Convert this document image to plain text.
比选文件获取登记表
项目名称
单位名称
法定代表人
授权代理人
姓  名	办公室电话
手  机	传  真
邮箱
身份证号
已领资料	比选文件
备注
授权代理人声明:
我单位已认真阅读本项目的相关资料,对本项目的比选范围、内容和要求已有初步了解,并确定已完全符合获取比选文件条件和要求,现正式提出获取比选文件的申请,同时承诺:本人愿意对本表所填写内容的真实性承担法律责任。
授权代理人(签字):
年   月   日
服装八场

TASK GOAL: Copy every record exactly, with nothing added or dropped.

EXERCISE SOLUTION:
Convert this document image to plain text.
比选文件获取登记表
项目名称
单位名称
法定代表人
授权代理人
姓  名	办公室电话
手  机	传  真
邮箱
身份证号
已领资料	比选文件
备注
授权代理人声明:
我单位已认真阅读本项目的相关资料,对本项目的比选范围、内容和要求已有初步了解,并确定已完全符合获取比选文件条件和要求,现正式提出获取比选文件的申请,同时承诺:本人愿意对本表所填写内容的真实性承担法律责任。
授权代理人(签字):
年   月   日
服装八场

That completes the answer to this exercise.